▸ **Directions**
Every record that follows should be printed verbatim.

Data items:

--------------------

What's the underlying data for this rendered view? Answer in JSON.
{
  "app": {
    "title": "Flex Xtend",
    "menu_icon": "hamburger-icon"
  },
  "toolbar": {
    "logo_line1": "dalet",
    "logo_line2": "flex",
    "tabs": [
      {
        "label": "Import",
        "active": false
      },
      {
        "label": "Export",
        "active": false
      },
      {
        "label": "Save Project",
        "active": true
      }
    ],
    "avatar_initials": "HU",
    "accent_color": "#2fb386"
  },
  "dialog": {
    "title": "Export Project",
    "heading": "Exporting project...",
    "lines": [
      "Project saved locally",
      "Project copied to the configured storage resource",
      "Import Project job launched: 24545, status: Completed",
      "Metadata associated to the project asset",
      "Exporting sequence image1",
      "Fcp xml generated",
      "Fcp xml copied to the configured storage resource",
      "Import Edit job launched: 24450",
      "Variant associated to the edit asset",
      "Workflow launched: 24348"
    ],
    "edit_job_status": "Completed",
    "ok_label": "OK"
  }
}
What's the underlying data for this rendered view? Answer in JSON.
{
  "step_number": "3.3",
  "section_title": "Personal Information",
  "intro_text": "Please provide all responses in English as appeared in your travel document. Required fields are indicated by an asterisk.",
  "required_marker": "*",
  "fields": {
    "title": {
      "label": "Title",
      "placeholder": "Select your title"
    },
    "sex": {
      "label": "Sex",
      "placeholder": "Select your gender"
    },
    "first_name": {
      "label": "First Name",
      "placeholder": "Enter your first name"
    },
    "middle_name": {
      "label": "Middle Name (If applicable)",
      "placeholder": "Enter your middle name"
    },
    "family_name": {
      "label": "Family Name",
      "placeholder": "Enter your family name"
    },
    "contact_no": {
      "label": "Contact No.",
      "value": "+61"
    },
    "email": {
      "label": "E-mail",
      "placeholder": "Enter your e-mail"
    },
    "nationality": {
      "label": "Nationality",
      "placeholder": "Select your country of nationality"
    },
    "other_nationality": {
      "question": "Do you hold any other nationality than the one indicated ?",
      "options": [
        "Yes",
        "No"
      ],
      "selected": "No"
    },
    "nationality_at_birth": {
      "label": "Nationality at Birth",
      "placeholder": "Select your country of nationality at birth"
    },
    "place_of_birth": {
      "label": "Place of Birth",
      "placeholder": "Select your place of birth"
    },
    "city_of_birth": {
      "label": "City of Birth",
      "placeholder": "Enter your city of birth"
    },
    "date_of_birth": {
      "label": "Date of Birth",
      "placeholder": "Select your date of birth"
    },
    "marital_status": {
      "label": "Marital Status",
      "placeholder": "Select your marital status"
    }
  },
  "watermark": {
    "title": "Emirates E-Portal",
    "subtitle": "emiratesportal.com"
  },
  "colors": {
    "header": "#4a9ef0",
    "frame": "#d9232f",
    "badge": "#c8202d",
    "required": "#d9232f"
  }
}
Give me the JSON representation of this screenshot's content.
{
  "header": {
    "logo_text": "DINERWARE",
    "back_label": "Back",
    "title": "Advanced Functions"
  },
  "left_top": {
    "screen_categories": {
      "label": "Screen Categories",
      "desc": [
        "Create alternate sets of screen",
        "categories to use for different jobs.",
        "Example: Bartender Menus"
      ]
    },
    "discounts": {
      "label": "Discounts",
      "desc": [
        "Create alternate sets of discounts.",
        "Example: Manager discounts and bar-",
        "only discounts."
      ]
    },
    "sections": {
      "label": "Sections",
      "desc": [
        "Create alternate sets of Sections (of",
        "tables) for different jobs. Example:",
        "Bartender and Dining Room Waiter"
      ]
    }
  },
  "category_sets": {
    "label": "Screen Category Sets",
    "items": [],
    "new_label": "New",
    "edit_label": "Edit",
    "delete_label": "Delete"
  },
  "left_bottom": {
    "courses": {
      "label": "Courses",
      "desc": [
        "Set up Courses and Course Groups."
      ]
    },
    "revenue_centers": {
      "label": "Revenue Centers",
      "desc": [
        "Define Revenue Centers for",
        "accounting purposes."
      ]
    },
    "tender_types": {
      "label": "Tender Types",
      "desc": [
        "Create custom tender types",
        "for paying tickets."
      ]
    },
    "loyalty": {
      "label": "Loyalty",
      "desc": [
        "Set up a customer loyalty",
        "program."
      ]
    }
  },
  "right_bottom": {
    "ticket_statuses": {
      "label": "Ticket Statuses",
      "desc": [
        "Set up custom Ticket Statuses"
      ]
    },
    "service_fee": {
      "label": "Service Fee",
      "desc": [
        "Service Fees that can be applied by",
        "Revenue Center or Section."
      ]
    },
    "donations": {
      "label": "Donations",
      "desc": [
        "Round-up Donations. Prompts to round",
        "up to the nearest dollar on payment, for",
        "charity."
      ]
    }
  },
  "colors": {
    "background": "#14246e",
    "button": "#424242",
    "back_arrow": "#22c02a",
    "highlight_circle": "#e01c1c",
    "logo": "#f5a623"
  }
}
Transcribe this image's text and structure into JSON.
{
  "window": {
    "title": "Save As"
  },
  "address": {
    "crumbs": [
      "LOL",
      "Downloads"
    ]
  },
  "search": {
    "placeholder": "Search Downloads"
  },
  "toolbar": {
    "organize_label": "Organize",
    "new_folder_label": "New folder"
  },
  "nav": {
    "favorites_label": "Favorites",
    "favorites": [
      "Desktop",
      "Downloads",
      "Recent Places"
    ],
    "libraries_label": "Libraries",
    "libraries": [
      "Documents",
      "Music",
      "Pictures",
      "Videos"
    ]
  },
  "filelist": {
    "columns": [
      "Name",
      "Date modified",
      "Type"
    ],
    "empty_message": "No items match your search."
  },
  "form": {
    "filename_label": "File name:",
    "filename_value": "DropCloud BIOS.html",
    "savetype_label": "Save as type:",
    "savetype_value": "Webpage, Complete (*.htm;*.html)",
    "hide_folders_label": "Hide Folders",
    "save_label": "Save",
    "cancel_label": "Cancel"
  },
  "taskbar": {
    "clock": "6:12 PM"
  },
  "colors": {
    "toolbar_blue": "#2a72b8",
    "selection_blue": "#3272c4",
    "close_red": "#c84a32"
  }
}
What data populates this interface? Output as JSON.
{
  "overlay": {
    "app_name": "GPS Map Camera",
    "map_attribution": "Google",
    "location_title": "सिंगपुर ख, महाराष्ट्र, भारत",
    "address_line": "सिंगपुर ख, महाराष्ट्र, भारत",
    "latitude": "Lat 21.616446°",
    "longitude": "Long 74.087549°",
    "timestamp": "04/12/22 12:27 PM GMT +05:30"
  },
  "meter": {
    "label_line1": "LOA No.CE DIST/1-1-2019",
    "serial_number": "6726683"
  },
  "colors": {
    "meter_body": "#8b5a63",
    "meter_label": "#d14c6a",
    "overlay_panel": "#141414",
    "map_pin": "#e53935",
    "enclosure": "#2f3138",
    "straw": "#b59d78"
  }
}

--------------------

▸ **Solved exercise**
What's the underlying data for this rendered view? Answer in JSON.
{
  "app": {
    "title": "Flex Xtend",
    "menu_icon": "hamburger-icon"
  },
  "toolbar": {
    "logo_line1": "dalet",
    "logo_line2": "flex",
    "tabs": [
      {
        "label": "Import",
        "active": false
      },
      {
        "label": "Export",
        "active": false
      },
      {
        "label": "Save Project",
        "active": true
      }
    ],
    "avatar_initials": "HU",
    "accent_color": "#2fb386"
  },
  "dialog": {
    "title": "Export Project",
    "heading": "Exporting project...",
    "lines": [
      "Project saved locally",
      "Project copied to the configured storage resource",
      "Import Project job launched: 24545, status: Completed",
      "Metadata associated to the project asset",
      "Exporting sequence image1",
      "Fcp xml generated",
      "Fcp xml copied to the configured storage resource",
      "Import Edit job launched: 24450",
      "Variant associated to the edit asset",
      "Workflow launched: 24348"
    ],
    "edit_job_status": "Completed",
    "ok_label": "OK"
  }
}
What's the underlying data for this rendered view? Answer in JSON.
{
  "step_number": "3.3",
  "section_title": "Personal Information",
  "intro_text": "Please provide all responses in English as appeared in your travel document. Required fields are indicated by an asterisk.",
  "required_marker": "*",
  "fields": {
    "title": {
      "label": "Title",
      "placeholder": "Select your title"
    },
    "sex": {
      "label": "Sex",
      "placeholder": "Select your gender"
    },
    "first_name": {
      "label": "First Name",
      "placeholder": "Enter your first name"
    },
    "middle_name": {
      "label": "Middle Name (If applicable)",
      "placeholder": "Enter your middle name"
    },
    "family_name": {
      "label": "Family Name",
      "placeholder": "Enter your family name"
    },
    "contact_no": {
      "label": "Contact No.",
      "value": "+61"
    },
    "email": {
      "label": "E-mail",
      "placeholder": "Enter your e-mail"
    },
    "nationality": {
      "label": "Nationality",
      "placeholder": "Select your country of nationality"
    },
    "other_nationality": {
      "question": "Do you hold any other nationality than the one indicated ?",
      "options": [
        "Yes",
        "No"
      ],
      "selected": "No"
    },
    "nationality_at_birth": {
      "label": "Nationality at Birth",
      "placeholder": "Select your country of nationality at birth"
    },
    "place_of_birth": {
      "label": "Place of Birth",
      "placeholder": "Select your place of birth"
    },
    "city_of_birth": {
      "label": "City of Birth",
      "placeholder": "Enter your city of birth"
    },
    "date_of_birth": {
      "label": "Date of Birth",
      "placeholder": "Select your date of birth"
    },
    "marital_status": {
      "label": "Marital Status",
      "placeholder": "Select your marital status"
    }
  },
  "watermark": {
    "title": "Emirates E-Portal",
    "subtitle": "emiratesportal.com"
  },
  "colors": {
    "header": "#4a9ef0",
    "frame": "#d9232f",
    "badge": "#c8202d",
    "required": "#d9232f"
  }
}
Give me the JSON representation of this screenshot's content.
{
  "header": {
    "logo_text": "DINERWARE",
    "back_label": "Back",
    "title": "Advanced Functions"
  },
  "left_top": {
    "screen_categories": {
      "label": "Screen Categories",
      "desc": [
        "Create alternate sets of screen",
        "categories to use for different jobs.",
        "Example: Bartender Menus"
      ]
    },
    "discounts": {
      "label": "Discounts",
      "desc": [
        "Create alternate sets of discounts.",
        "Example: Manager discounts and bar-",
        "only discounts."
      ]
    },
    "sections": {
      "label": "Sections",
      "desc": [
        "Create alternate sets of Sections (of",
        "tables) for different jobs. Example:",
        "Bartender and Dining Room Waiter"
      ]
    }
  },
  "category_sets": {
    "label": "Screen Category Sets",
    "items": [],
    "new_label": "New",
    "edit_label": "Edit",
    "delete_label": "Delete"
  },
  "left_bottom": {
    "courses": {
      "label": "Courses",
      "desc": [
        "Set up Courses and Course Groups."
      ]
    },
    "revenue_centers": {
      "label": "Revenue Centers",
      "desc": [
        "Define Revenue Centers for",
        "accounting purposes."
      ]
    },
    "tender_types": {
      "label": "Tender Types",
      "desc": [
        "Create custom tender types",
        "for paying tickets."
      ]
    },
    "loyalty": {
      "label": "Loyalty",
      "desc": [
        "Set up a customer loyalty",
        "program."
      ]
    }
  },
  "right_bottom": {
    "ticket_statuses": {
      "label": "Ticket Statuses",
      "desc": [
        "Set up custom Ticket Statuses"
      ]
    },
    "service_fee": {
      "label": "Service Fee",
      "desc": [
        "Service Fees that can be applied by",
        "Revenue Center or Section."
      ]
    },
    "donations": {
      "label": "Donations",
      "desc": [
        "Round-up Donations. Prompts to round",
        "up to the nearest dollar on payment, for",
        "charity."
      ]
    }
  },
  "colors": {
    "background": "#14246e",
    "button": "#424242",
    "back_arrow": "#22c02a",
    "highlight_circle": "#e01c1c",
    "logo": "#f5a623"
  }
}
Transcribe this image's text and structure into JSON.
{
  "window": {
    "title": "Save As"
  },
  "address": {
    "crumbs": [
      "LOL",
      "Downloads"
    ]
  },
  "search": {
    "placeholder": "Search Downloads"
  },
  "toolbar": {
    "organize_label": "Organize",
    "new_folder_label": "New folder"
  },
  "nav": {
    "favorites_label": "Favorites",
    "favorites": [
      "Desktop",
      "Downloads",
      "Recent Places"
    ],
    "libraries_label": "Libraries",
    "libraries": [
      "Documents",
      "Music",
      "Pictures",
      "Videos"
    ]
  },
  "filelist": {
    "columns": [
      "Name",
      "Date modified",
      "Type"
    ],
    "empty_message": "No items match your search."
  },
  "form": {
    "filename_label": "File name:",
    "filename_value": "DropCloud BIOS.html",
    "savetype_label": "Save as type:",
    "savetype_value": "Webpage, Complete (*.htm;*.html)",
    "hide_folders_label": "Hide Folders",
    "save_label": "Save",
    "cancel_label": "Cancel"
  },
  "taskbar": {
    "clock": "6:12 PM"
  },
  "colors": {
    "toolbar_blue": "#2a72b8",
    "selection_blue": "#3272c4",
    "close_red": "#c84a32"
  }
}
What data populates this interface? Output as JSON.
{
  "overlay": {
    "app_name": "GPS Map Camera",
    "map_attribution": "Google",
    "location_title": "सिंगपुर ख, महाराष्ट्र, भारत",
    "address_line": "सिंगपुर ख, महाराष्ट्र, भारत",
    "latitude": "Lat 21.616446°",
    "longitude": "Long 74.087549°",
    "timestamp": "04/12/22 12:27 PM GMT +05:30"
  },
  "meter": {
    "label_line1": "LOA No.CE DIST/1-1-2019",
    "serial_number": "6726683"
  },
  "colors": {
    "meter_body": "#8b5a63",
    "meter_label": "#d14c6a",
    "overlay_panel": "#141414",
    "map_pin": "#e53935",
    "enclosure": "#2f3138",
    "straw": "#b59d78"
  }
}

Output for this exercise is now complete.